=== INPUT ROWS ===

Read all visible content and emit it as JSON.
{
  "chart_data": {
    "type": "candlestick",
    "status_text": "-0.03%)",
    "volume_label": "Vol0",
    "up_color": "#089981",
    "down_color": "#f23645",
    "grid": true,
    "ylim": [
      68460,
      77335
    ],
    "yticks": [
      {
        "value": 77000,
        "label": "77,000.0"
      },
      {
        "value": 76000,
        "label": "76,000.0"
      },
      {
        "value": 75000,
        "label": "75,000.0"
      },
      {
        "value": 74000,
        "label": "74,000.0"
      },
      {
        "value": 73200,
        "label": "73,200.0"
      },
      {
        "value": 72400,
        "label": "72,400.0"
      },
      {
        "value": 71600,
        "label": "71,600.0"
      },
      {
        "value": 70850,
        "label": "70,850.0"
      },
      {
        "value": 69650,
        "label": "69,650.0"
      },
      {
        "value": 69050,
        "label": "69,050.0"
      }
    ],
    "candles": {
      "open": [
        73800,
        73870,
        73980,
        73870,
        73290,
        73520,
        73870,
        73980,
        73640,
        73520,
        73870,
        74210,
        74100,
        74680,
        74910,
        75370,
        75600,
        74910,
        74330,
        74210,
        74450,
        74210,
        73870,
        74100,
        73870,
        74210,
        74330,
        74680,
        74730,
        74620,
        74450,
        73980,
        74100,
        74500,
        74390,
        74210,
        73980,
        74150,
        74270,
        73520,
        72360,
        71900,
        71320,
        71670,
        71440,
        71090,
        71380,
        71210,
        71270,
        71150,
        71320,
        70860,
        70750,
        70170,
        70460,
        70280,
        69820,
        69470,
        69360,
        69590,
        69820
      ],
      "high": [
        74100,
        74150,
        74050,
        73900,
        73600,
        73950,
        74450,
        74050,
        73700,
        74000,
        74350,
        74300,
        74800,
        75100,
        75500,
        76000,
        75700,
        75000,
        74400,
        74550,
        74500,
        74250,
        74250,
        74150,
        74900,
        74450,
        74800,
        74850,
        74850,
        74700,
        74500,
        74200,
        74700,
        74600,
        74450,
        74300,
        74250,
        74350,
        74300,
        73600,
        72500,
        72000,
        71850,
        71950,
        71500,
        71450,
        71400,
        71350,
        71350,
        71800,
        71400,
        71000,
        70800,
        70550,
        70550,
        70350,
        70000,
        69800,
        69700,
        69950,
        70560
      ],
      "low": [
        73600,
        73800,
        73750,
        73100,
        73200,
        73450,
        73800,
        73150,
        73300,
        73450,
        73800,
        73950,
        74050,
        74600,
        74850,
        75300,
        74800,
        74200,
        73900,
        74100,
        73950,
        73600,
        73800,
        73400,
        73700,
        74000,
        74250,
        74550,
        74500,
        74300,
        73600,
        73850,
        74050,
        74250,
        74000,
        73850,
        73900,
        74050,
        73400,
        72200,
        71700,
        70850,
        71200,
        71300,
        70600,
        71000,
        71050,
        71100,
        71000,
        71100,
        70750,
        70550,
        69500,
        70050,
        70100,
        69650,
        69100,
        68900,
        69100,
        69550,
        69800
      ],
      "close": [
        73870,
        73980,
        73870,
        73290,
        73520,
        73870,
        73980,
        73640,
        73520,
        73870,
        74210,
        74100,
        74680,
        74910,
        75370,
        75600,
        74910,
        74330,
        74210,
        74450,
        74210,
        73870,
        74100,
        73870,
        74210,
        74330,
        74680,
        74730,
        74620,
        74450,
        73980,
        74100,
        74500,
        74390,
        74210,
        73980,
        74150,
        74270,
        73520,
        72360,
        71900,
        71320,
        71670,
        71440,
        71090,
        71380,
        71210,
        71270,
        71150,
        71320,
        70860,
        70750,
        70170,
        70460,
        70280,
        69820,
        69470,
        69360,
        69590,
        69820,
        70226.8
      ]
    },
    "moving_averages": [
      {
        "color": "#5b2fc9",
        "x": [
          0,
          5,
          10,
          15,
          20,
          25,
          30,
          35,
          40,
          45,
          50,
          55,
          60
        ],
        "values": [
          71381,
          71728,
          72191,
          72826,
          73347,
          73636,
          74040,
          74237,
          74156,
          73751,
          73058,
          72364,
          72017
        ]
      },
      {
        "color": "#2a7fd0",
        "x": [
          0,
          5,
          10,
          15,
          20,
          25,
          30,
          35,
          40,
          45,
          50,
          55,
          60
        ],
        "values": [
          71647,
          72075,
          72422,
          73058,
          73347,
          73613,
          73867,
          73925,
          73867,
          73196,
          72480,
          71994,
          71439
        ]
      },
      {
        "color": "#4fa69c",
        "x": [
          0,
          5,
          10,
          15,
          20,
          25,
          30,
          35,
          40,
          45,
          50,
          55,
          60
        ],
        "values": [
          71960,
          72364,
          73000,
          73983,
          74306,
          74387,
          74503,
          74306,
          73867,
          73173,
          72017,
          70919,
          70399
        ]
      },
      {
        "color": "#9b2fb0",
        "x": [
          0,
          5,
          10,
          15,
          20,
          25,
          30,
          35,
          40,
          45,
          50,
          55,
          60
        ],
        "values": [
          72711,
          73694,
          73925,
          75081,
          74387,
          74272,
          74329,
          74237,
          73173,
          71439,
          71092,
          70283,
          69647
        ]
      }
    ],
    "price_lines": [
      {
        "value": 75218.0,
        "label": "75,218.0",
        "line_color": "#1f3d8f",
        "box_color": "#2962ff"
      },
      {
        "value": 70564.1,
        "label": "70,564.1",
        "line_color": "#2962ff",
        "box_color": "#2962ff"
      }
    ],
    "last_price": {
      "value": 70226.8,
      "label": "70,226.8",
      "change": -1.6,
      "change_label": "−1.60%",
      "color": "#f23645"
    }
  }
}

===

- **WHAT NEEDS TO BE DONE**: Write all of the records out again exactly.

- **COMPLETE OUTPUT**:
Read all visible content and emit it as JSON.
{
  "chart_data": {
    "type": "candlestick",
    "status_text": "-0.03%)",
    "volume_label": "Vol0",
    "up_color": "#089981",
    "down_color": "#f23645",
    "grid": true,
    "ylim": [
      68460,
      77335
    ],
    "yticks": [
      {
        "value": 77000,
        "label": "77,000.0"
      },
      {
        "value": 76000,
        "label": "76,000.0"
      },
      {
        "value": 75000,
        "label": "75,000.0"
      },
      {
        "value": 74000,
        "label": "74,000.0"
      },
      {
        "value": 73200,
        "label": "73,200.0"
      },
      {
        "value": 72400,
        "label": "72,400.0"
      },
      {
        "value": 71600,
        "label": "71,600.0"
      },
      {
        "value": 70850,
        "label": "70,850.0"
      },
      {
        "value": 69650,
        "label": "69,650.0"
      },
      {
        "value": 69050,
        "label": "69,050.0"
      }
    ],
    "candles": {
      "open": [
        73800,
        73870,
        73980,
        73870,
        73290,
        73520,
        73870,
        73980,
        73640,
        73520,
        73870,
        74210,
        74100,
        74680,
        74910,
        75370,
        75600,
        74910,
        74330,
        74210,
        74450,
        74210,
        73870,
        74100,
        73870,
        74210,
        74330,
        74680,
        74730,
        74620,
        74450,
        73980,
        74100,
        74500,
        74390,
        74210,
        73980,
        74150,
        74270,
        73520,
        72360,
        71900,
        71320,
        71670,
        71440,
        71090,
        71380,
        71210,
        71270,
        71150,
        71320,
        70860,
        70750,
        70170,
        70460,
        70280,
        69820,
        69470,
        69360,
        69590,
        69820
      ],
      "high": [
        74100,
        74150,
        74050,
        73900,
        73600,
        73950,
        74450,
        74050,
        73700,
        74000,
        74350,
        74300,
        74800,
        75100,
        75500,
        76000,
        75700,
        75000,
        74400,
        74550,
        74500,
        74250,
        74250,
        74150,
        74900,
        74450,
        74800,
        74850,
        74850,
        74700,
        74500,
        74200,
        74700,
        74600,
        74450,
        74300,
        74250,
        74350,
        74300,
        73600,
        72500,
        72000,
        71850,
        71950,
        71500,
        71450,
        71400,
        71350,
        71350,
        71800,
        71400,
        71000,
        70800,
        70550,
        70550,
        70350,
        70000,
        69800,
        69700,
        69950,
        70560
      ],
      "low": [
        73600,
        73800,
        73750,
        73100,
        73200,
        73450,
        73800,
        73150,
        73300,
        73450,
        73800,
        73950,
        74050,
        74600,
        74850,
        75300,
        74800,
        74200,
        73900,
        74100,
        73950,
        73600,
        73800,
        73400,
        73700,
        74000,
        74250,
        74550,
        74500,
        74300,
        73600,
        73850,
        74050,
        74250,
        74000,
        73850,
        73900,
        74050,
        73400,
        72200,
        71700,
        70850,
        71200,
        71300,
        70600,
        71000,
        71050,
        71100,
        71000,
        71100,
        70750,
        70550,
        69500,
        70050,
        70100,
        69650,
        69100,
        68900,
        69100,
        69550,
        69800
      ],
      "close": [
        73870,
        73980,
        73870,
        73290,
        73520,
        73870,
        73980,
        73640,
        73520,
        73870,
        74210,
        74100,
        74680,
        74910,
        75370,
        75600,
        74910,
        74330,
        74210,
        74450,
        74210,
        73870,
        74100,
        73870,
        74210,
        74330,
        74680,
        74730,
        74620,
        74450,
        73980,
        74100,
        74500,
        74390,
        74210,
        73980,
        74150,
        74270,
        73520,
        72360,
        71900,
        71320,
        71670,
        71440,
        71090,
        71380,
        71210,
        71270,
        71150,
        71320,
        70860,
        70750,
        70170,
        70460,
        70280,
        69820,
        69470,
        69360,
        69590,
        69820,
        70226.8
      ]
    },
    "moving_averages": [
      {
        "color": "#5b2fc9",
        "x": [
          0,
          5,
          10,
          15,
          20,
          25,
          30,
          35,
          40,
          45,
          50,
          55,
          60
        ],
        "values": [
          71381,
          71728,
          72191,
          72826,
          73347,
          73636,
          74040,
          74237,
          74156,
          73751,
          73058,
          72364,
          72017
        ]
      },
      {
        "color": "#2a7fd0",
        "x": [
          0,
          5,
          10,
          15,
          20,
          25,
          30,
          35,
          40,
          45,
          50,
          55,
          60
        ],
        "values": [
          71647,
          72075,
          72422,
          73058,
          73347,
          73613,
          73867,
          73925,
          73867,
          73196,
          72480,
          71994,
          71439
        ]
      },
      {
        "color": "#4fa69c",
        "x": [
          0,
          5,
          10,
          15,
          20,
          25,
          30,
          35,
          40,
          45,
          50,
          55,
          60
        ],
        "values": [
          71960,
          72364,
          73000,
          73983,
          74306,
          74387,
          74503,
          74306,
          73867,
          73173,
          72017,
          70919,
          70399
        ]
      },
      {
        "color": "#9b2fb0",
        "x": [
          0,
          5,
          10,
          15,
          20,
          25,
          30,
          35,
          40,
          45,
          50,
          55,
          60
        ],
        "values": [
          72711,
          73694,
          73925,
          75081,
          74387,
          74272,
          74329,
          74237,
          73173,
          71439,
          71092,
          70283,
          69647
        ]
      }
    ],
    "price_lines": [
      {
        "value": 75218.0,
        "label": "75,218.0",
        "line_color": "#1f3d8f",
        "box_color": "#2962ff"
      },
      {
        "value": 70564.1,
        "label": "70,564.1",
        "line_color": "#2962ff",
        "box_color": "#2962ff"
      }
    ],
    "last_price": {
      "value": 70226.8,
      "label": "70,226.8",
      "change": -1.6,
      "change_label": "−1.60%",
      "color": "#f23645"
    }
  }
}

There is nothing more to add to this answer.